EX-10.2 5 lnpr_ex1002.htm MUTUAL GENERAL RELEASE AND SETTLEMENT AGREEMENT

Exhibit 10.2

 

MUTUAL GENERAL RELEASE AND SETTLEMENT AGREEMENT

 

This Mutual Release and Settlement Agreement (the “Agreement”) is made and entered into by and between LNPR Group Inc., a Colorado corporation (the “Company”), on the one hand, and the party included and named on the signature page hereto (the “Shareholder”), on the other hand, as follows. Each of the Company and the Shareholder, a “Party,” and, together, the “Parties.”

 

RECITALS

 

WHEREAS, on January 14, 2019, Joseph Grimes was appointed as an officer and director of the Company;

 

WHEREAS, on January 29, 2019, the Company entered into an agreement with Mr. Grimes (the “Grimes Agreement”) pursuant to which Mr. Grimes would sell to the Company certain intellectual property owned by Mr. Grimes in exchange for Twenty-Five Million (25,000,000) shares of the Company’s Common Stock (the “Grimes Shares”) (a copy of the Grimes Agreement has been attached as Exhibit A hereto);

 

WHEREAS, on March 4, 2020, at Mr. Grimes’ direction, the Company issued the Grimes Shares to the individual and/or entity in the amount stated below:

 

·                  22,000,000 shares to Bodhisattva Investment Group (an entity controlled by Mr. Grimes).

 

WHEREAS, on April 20, 2021, Mr. Grimes resigned from all positions within the Company; and

 

WHEREAS, the Shareholder wishes to cancel previously-issued shares (except as provided herein).

Supplied material.
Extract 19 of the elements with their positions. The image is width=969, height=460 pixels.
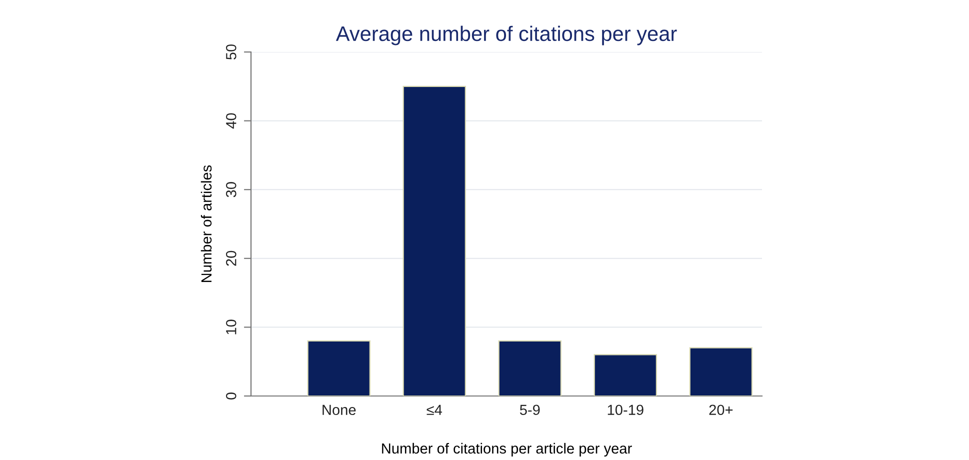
bar	[498, 340, 562, 396]
bar	[402, 86, 466, 396]
x-tick-label: 20+	[709, 404, 733, 416]
chart-title: Average number of citations per year	[336, 26, 677, 46]
x-axis-title: Number of citations per article per year	[382, 442, 632, 457]
y-tick-label: 20	[226, 250, 236, 266]
x-tick-label: None	[322, 404, 356, 416]
x-tick-label: 5-9	[520, 404, 540, 416]
bar	[594, 354, 658, 396]
y-tick-label: 10	[226, 320, 236, 334]
x-tick-label: ≤4	[426, 404, 442, 415]
x-tick-label: 10-19	[608, 404, 644, 416]
bar	[307, 340, 370, 396]
y-tick-label: 0	[226, 392, 236, 400]
bar	[689, 347, 753, 396]
y-tick-label: 30	[226, 182, 236, 198]
y-tick-label: 40	[226, 113, 236, 129]
y-tick-label: 50	[226, 44, 236, 60]
y-axis-title: Number of articles	[200, 165, 212, 282]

Written instruction.
Which terms does the settlement agreement define by placing them in quotation marks? List every one.

Task result.
- Agreement
- Company
- Shareholder
- Party
- Parties
- Grimes Agreement
- Grimes Shares